- Provided records
+ + + +

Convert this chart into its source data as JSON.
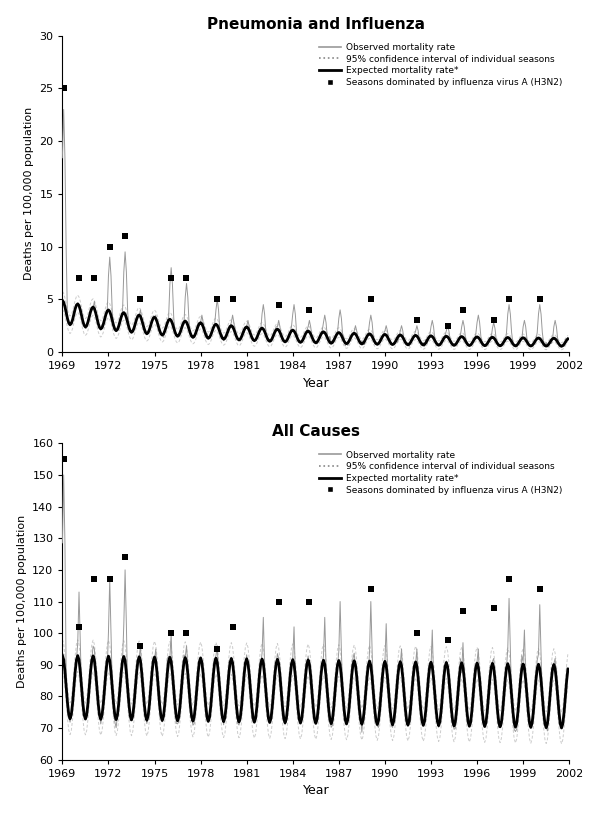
{
  "title1": "Pneumonia and Influenza",
  "title2": "All Causes",
  "xlabel": "Year",
  "ylabel1": "Deaths per 100,000 population",
  "ylabel2": "Deaths per 100,000 population",
  "ylim1": [
    0,
    30
  ],
  "ylim2": [
    60,
    160
  ],
  "yticks1": [
    0,
    5,
    10,
    15,
    20,
    25,
    30
  ],
  "yticks2": [
    60,
    70,
    80,
    90,
    100,
    110,
    120,
    130,
    140,
    150,
    160
  ],
  "xtick_years": [
    1969,
    1972,
    1975,
    1978,
    1981,
    1984,
    1987,
    1990,
    1993,
    1996,
    1999,
    2002
  ],
  "start_year": 1969,
  "n_months": 396,
  "legend_entries": [
    "Observed mortality rate",
    "95% confidence interval of individual seasons",
    "Expected mortality rate*",
    "Seasons dominated by influenza virus A (H3N2)"
  ],
  "observed_color": "#999999",
  "ci_color": "#cccccc",
  "expected_color": "#000000",
  "marker_color": "#000000",
  "background_color": "#ffffff",
  "pi_h3n2_years": [
    1969.08,
    1970.08,
    1971.08,
    1972.08,
    1973.08,
    1974.08,
    1976.08,
    1977.08,
    1979.08,
    1980.08,
    1983.08,
    1985.08,
    1989.08,
    1992.08,
    1994.08,
    1995.08,
    1997.08,
    1998.08,
    2000.08
  ],
  "pi_h3n2_vals": [
    25,
    7,
    7,
    10,
    11,
    5,
    7,
    7,
    5,
    5,
    4.5,
    4,
    5,
    3,
    2.5,
    4,
    3,
    5,
    5
  ],
  "ac_h3n2_years": [
    1969.08,
    1970.08,
    1971.08,
    1972.08,
    1973.08,
    1974.08,
    1976.08,
    1977.08,
    1979.08,
    1980.08,
    1983.08,
    1985.08,
    1989.08,
    1992.08,
    1994.08,
    1995.08,
    1997.08,
    1998.08,
    2000.08
  ],
  "ac_h3n2_vals": [
    155,
    102,
    117,
    117,
    124,
    96,
    100,
    100,
    95,
    102,
    110,
    110,
    114,
    100,
    98,
    107,
    108,
    117,
    114
  ]
}
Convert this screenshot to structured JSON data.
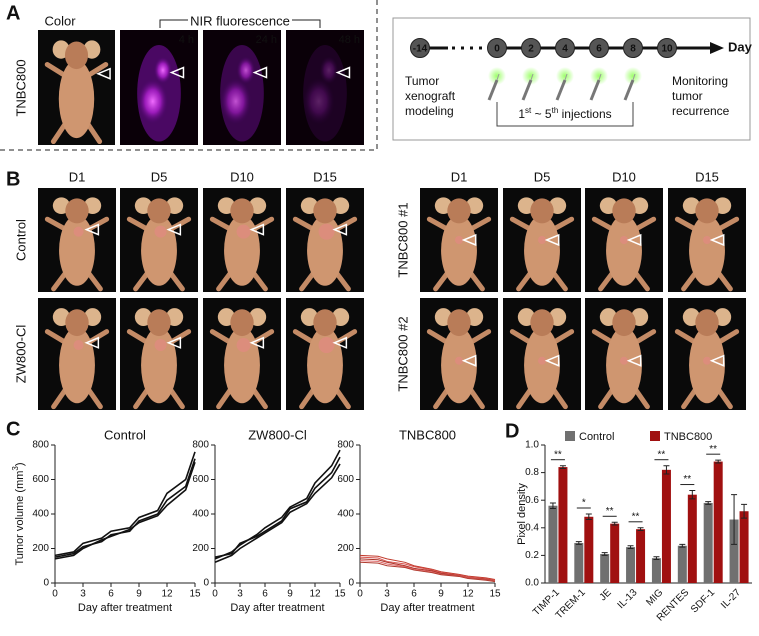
{
  "figure": {
    "panel_labels": [
      "A",
      "B",
      "C",
      "D"
    ],
    "panel_a": {
      "color_label": "Color",
      "nir_label": "NIR fluorescence",
      "times": [
        "4 h",
        "24 h",
        "48 h"
      ],
      "row_label": "TNBC800",
      "timeline": {
        "days": [
          -14,
          0,
          2,
          4,
          6,
          8,
          10
        ],
        "day_label": "Day",
        "modeling": [
          "Tumor",
          "xenograft",
          "modeling"
        ],
        "injections": [
          "1",
          "st",
          " ~ 5",
          "th",
          " injections"
        ],
        "monitoring": [
          "Monitoring",
          "tumor",
          "recurrence"
        ]
      }
    },
    "panel_b": {
      "groups": [
        {
          "days": [
            "D1",
            "D5",
            "D10",
            "D15"
          ],
          "rows": [
            "Control",
            "ZW800-Cl"
          ]
        },
        {
          "days": [
            "D1",
            "D5",
            "D10",
            "D15"
          ],
          "rows": [
            "TNBC800 #1",
            "TNBC800 #2"
          ]
        }
      ]
    }
  },
  "chart_data": [
    {
      "type": "line",
      "title": "Control",
      "xlabel": "Day after treatment",
      "ylabel": [
        "Tumor volume (mm",
        "3",
        ")"
      ],
      "x": [
        0,
        2,
        3,
        5,
        6,
        8,
        9,
        11,
        12,
        14,
        15
      ],
      "xlim": [
        0,
        15
      ],
      "ylim": [
        0,
        800
      ],
      "xticks": [
        0,
        3,
        6,
        9,
        12,
        15
      ],
      "yticks": [
        0,
        200,
        400,
        600,
        800
      ],
      "series": [
        {
          "color": "#111111",
          "values": [
            160,
            180,
            230,
            260,
            300,
            320,
            380,
            420,
            520,
            600,
            760
          ]
        },
        {
          "color": "#111111",
          "values": [
            150,
            170,
            210,
            240,
            280,
            300,
            360,
            400,
            480,
            560,
            720
          ]
        },
        {
          "color": "#111111",
          "values": [
            140,
            160,
            200,
            250,
            270,
            310,
            350,
            390,
            450,
            540,
            700
          ]
        }
      ]
    },
    {
      "type": "line",
      "title": "ZW800-Cl",
      "xlabel": "Day after treatment",
      "x": [
        0,
        2,
        3,
        5,
        6,
        8,
        9,
        11,
        12,
        14,
        15
      ],
      "xlim": [
        0,
        15
      ],
      "ylim": [
        0,
        800
      ],
      "xticks": [
        0,
        3,
        6,
        9,
        12,
        15
      ],
      "yticks": [
        0,
        200,
        400,
        600,
        800
      ],
      "series": [
        {
          "color": "#111111",
          "values": [
            140,
            180,
            220,
            280,
            320,
            380,
            440,
            490,
            580,
            680,
            770
          ]
        },
        {
          "color": "#111111",
          "values": [
            150,
            170,
            230,
            270,
            300,
            360,
            430,
            470,
            550,
            640,
            730
          ]
        },
        {
          "color": "#111111",
          "values": [
            120,
            160,
            200,
            260,
            290,
            350,
            410,
            460,
            520,
            610,
            690
          ]
        }
      ]
    },
    {
      "type": "line",
      "title": "TNBC800",
      "xlabel": "Day after treatment",
      "x": [
        0,
        2,
        3,
        5,
        6,
        8,
        9,
        11,
        12,
        14,
        15
      ],
      "xlim": [
        0,
        15
      ],
      "ylim": [
        0,
        800
      ],
      "xticks": [
        0,
        3,
        6,
        9,
        12,
        15
      ],
      "yticks": [
        0,
        200,
        400,
        600,
        800
      ],
      "series": [
        {
          "color": "#c0392b",
          "values": [
            160,
            155,
            140,
            120,
            100,
            80,
            65,
            50,
            40,
            30,
            20
          ]
        },
        {
          "color": "#d9534f",
          "values": [
            150,
            145,
            125,
            110,
            95,
            75,
            60,
            45,
            35,
            25,
            15
          ]
        },
        {
          "color": "#a93226",
          "values": [
            140,
            135,
            120,
            100,
            85,
            70,
            55,
            42,
            30,
            22,
            12
          ]
        },
        {
          "color": "#e06666",
          "values": [
            130,
            125,
            110,
            95,
            80,
            65,
            50,
            40,
            28,
            18,
            10
          ]
        },
        {
          "color": "#b03a2e",
          "values": [
            120,
            115,
            100,
            90,
            75,
            60,
            48,
            38,
            26,
            16,
            8
          ]
        }
      ]
    },
    {
      "type": "bar",
      "ylabel": "Pixel density",
      "legend": "top",
      "categories": [
        "TIMP-1",
        "TREM-1",
        "JE",
        "IL-13",
        "MIG",
        "RENTES",
        "SDF-1",
        "IL-27"
      ],
      "ylim": [
        0,
        1
      ],
      "yticks": [
        {
          "value": 0,
          "label": "0.0"
        },
        0.2,
        0.4,
        0.6,
        0.8,
        {
          "value": 1,
          "label": "1.0"
        }
      ],
      "series": [
        {
          "name": "Control",
          "color": "#707070",
          "values": [
            0.56,
            0.29,
            0.21,
            0.26,
            0.18,
            0.27,
            0.58,
            0.46
          ],
          "errors": [
            0.02,
            0.01,
            0.01,
            0.01,
            0.01,
            0.01,
            0.01,
            0.18
          ]
        },
        {
          "name": "TNBC800",
          "color": "#a01010",
          "values": [
            0.84,
            0.48,
            0.43,
            0.39,
            0.82,
            0.64,
            0.88,
            0.52
          ],
          "errors": [
            0.01,
            0.02,
            0.01,
            0.01,
            0.03,
            0.03,
            0.01,
            0.05
          ]
        }
      ],
      "significance": [
        "**",
        "*",
        "**",
        "**",
        "**",
        "**",
        "**",
        null
      ]
    }
  ]
}
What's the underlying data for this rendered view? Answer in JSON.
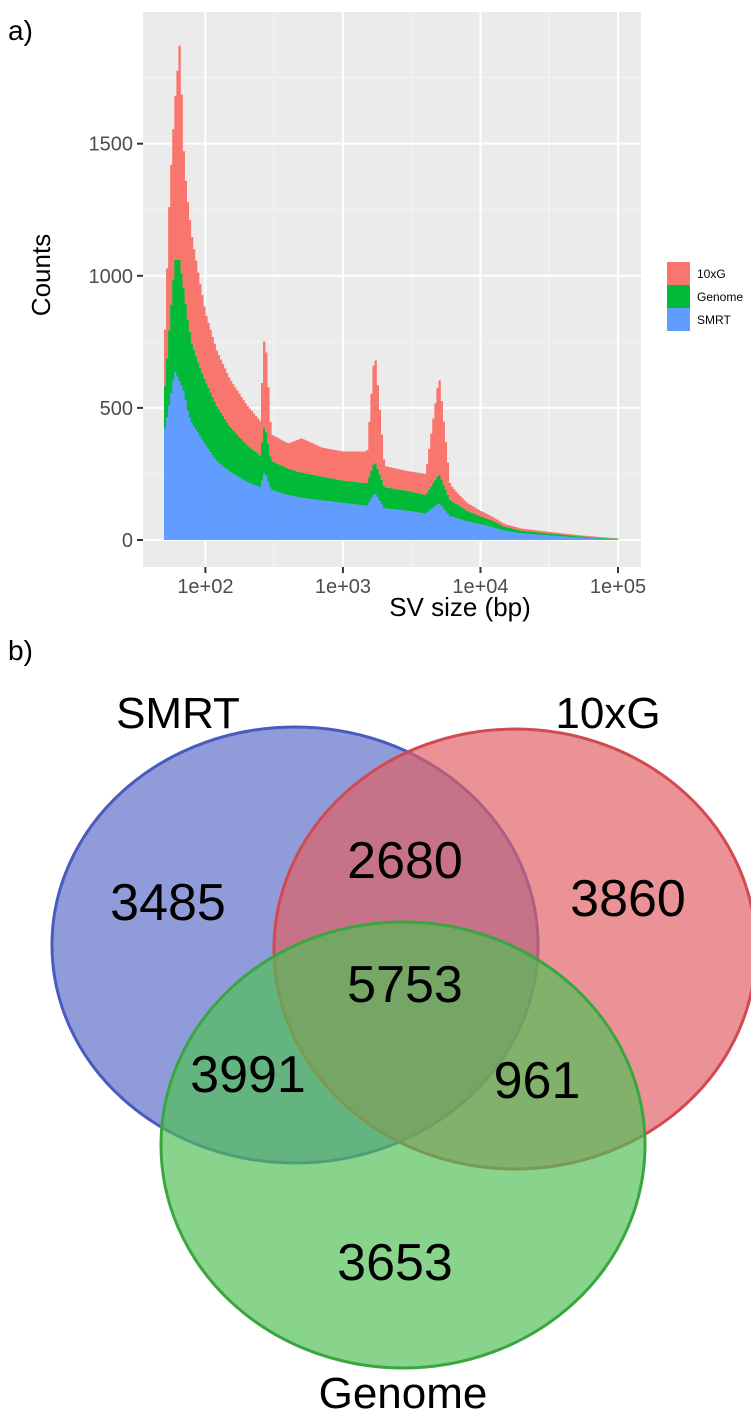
{
  "panel_labels": {
    "a": "a)",
    "b": "b)"
  },
  "chart_data": [
    {
      "type": "bar",
      "stacked": true,
      "xlabel": "SV size (bp)",
      "ylabel": "Counts",
      "x_scale": "log10",
      "xlim": [
        50,
        100000
      ],
      "ylim": [
        0,
        1900
      ],
      "x_ticks": [
        {
          "value": 100,
          "label": "1e+02"
        },
        {
          "value": 1000,
          "label": "1e+03"
        },
        {
          "value": 10000,
          "label": "1e+04"
        },
        {
          "value": 100000,
          "label": "1e+05"
        }
      ],
      "y_ticks": [
        {
          "value": 0,
          "label": "0"
        },
        {
          "value": 500,
          "label": "500"
        },
        {
          "value": 1000,
          "label": "1000"
        },
        {
          "value": 1500,
          "label": "1500"
        }
      ],
      "grid": true,
      "legend_position": "right",
      "series_colors": {
        "10xG": "#f8766d",
        "Genome": "#00ba38",
        "SMRT": "#619cff"
      },
      "legend": [
        {
          "name": "10xG",
          "color": "#f8766d"
        },
        {
          "name": "Genome",
          "color": "#00ba38"
        },
        {
          "name": "SMRT",
          "color": "#619cff"
        }
      ],
      "series": [
        {
          "name": "SMRT",
          "points": [
            [
              50,
              400
            ],
            [
              55,
              520
            ],
            [
              60,
              640
            ],
            [
              65,
              600
            ],
            [
              70,
              560
            ],
            [
              75,
              480
            ],
            [
              80,
              440
            ],
            [
              90,
              400
            ],
            [
              100,
              360
            ],
            [
              120,
              300
            ],
            [
              150,
              260
            ],
            [
              200,
              220
            ],
            [
              250,
              200
            ],
            [
              270,
              260
            ],
            [
              300,
              190
            ],
            [
              400,
              170
            ],
            [
              500,
              160
            ],
            [
              700,
              150
            ],
            [
              1000,
              140
            ],
            [
              1500,
              130
            ],
            [
              1700,
              180
            ],
            [
              2000,
              120
            ],
            [
              3000,
              110
            ],
            [
              4000,
              100
            ],
            [
              5000,
              140
            ],
            [
              6000,
              90
            ],
            [
              7000,
              80
            ],
            [
              8000,
              70
            ],
            [
              10000,
              60
            ],
            [
              12000,
              50
            ],
            [
              15000,
              35
            ],
            [
              20000,
              25
            ],
            [
              30000,
              18
            ],
            [
              50000,
              10
            ],
            [
              70000,
              6
            ],
            [
              100000,
              3
            ]
          ]
        },
        {
          "name": "Genome",
          "points": [
            [
              50,
              130
            ],
            [
              55,
              300
            ],
            [
              60,
              420
            ],
            [
              65,
              460
            ],
            [
              70,
              380
            ],
            [
              75,
              340
            ],
            [
              80,
              300
            ],
            [
              90,
              260
            ],
            [
              100,
              240
            ],
            [
              120,
              210
            ],
            [
              150,
              170
            ],
            [
              200,
              140
            ],
            [
              250,
              120
            ],
            [
              270,
              180
            ],
            [
              300,
              110
            ],
            [
              400,
              100
            ],
            [
              500,
              95
            ],
            [
              700,
              90
            ],
            [
              1000,
              85
            ],
            [
              1500,
              85
            ],
            [
              1700,
              120
            ],
            [
              2000,
              80
            ],
            [
              3000,
              75
            ],
            [
              4000,
              70
            ],
            [
              5000,
              110
            ],
            [
              6000,
              60
            ],
            [
              7000,
              50
            ],
            [
              8000,
              40
            ],
            [
              10000,
              30
            ],
            [
              12000,
              25
            ],
            [
              15000,
              15
            ],
            [
              20000,
              10
            ],
            [
              30000,
              8
            ],
            [
              50000,
              5
            ],
            [
              70000,
              3
            ],
            [
              100000,
              2
            ]
          ]
        },
        {
          "name": "10xG",
          "points": [
            [
              50,
              150
            ],
            [
              55,
              500
            ],
            [
              60,
              600
            ],
            [
              65,
              820
            ],
            [
              70,
              480
            ],
            [
              75,
              440
            ],
            [
              80,
              400
            ],
            [
              90,
              330
            ],
            [
              100,
              260
            ],
            [
              120,
              210
            ],
            [
              150,
              180
            ],
            [
              200,
              150
            ],
            [
              250,
              130
            ],
            [
              270,
              360
            ],
            [
              300,
              100
            ],
            [
              400,
              95
            ],
            [
              500,
              130
            ],
            [
              700,
              110
            ],
            [
              1000,
              110
            ],
            [
              1500,
              120
            ],
            [
              1700,
              420
            ],
            [
              2000,
              80
            ],
            [
              3000,
              75
            ],
            [
              4000,
              80
            ],
            [
              5000,
              370
            ],
            [
              6000,
              60
            ],
            [
              7000,
              40
            ],
            [
              8000,
              30
            ],
            [
              10000,
              20
            ],
            [
              12000,
              15
            ],
            [
              15000,
              10
            ],
            [
              20000,
              8
            ],
            [
              30000,
              6
            ],
            [
              50000,
              4
            ],
            [
              70000,
              3
            ],
            [
              100000,
              1
            ]
          ]
        }
      ]
    },
    {
      "type": "venn",
      "sets": [
        {
          "name": "SMRT",
          "color": "#5b6cc9"
        },
        {
          "name": "10xG",
          "color": "#e05f63"
        },
        {
          "name": "Genome",
          "color": "#4fbf55"
        }
      ],
      "regions": [
        {
          "sets": [
            "SMRT"
          ],
          "value": "3485"
        },
        {
          "sets": [
            "10xG"
          ],
          "value": "3860"
        },
        {
          "sets": [
            "Genome"
          ],
          "value": "3653"
        },
        {
          "sets": [
            "SMRT",
            "10xG"
          ],
          "value": "2680"
        },
        {
          "sets": [
            "SMRT",
            "Genome"
          ],
          "value": "3991"
        },
        {
          "sets": [
            "10xG",
            "Genome"
          ],
          "value": "961"
        },
        {
          "sets": [
            "SMRT",
            "10xG",
            "Genome"
          ],
          "value": "5753"
        }
      ]
    }
  ]
}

+ + + +

Among the entries, count how many lines hold the string "Control", then state only that number.

3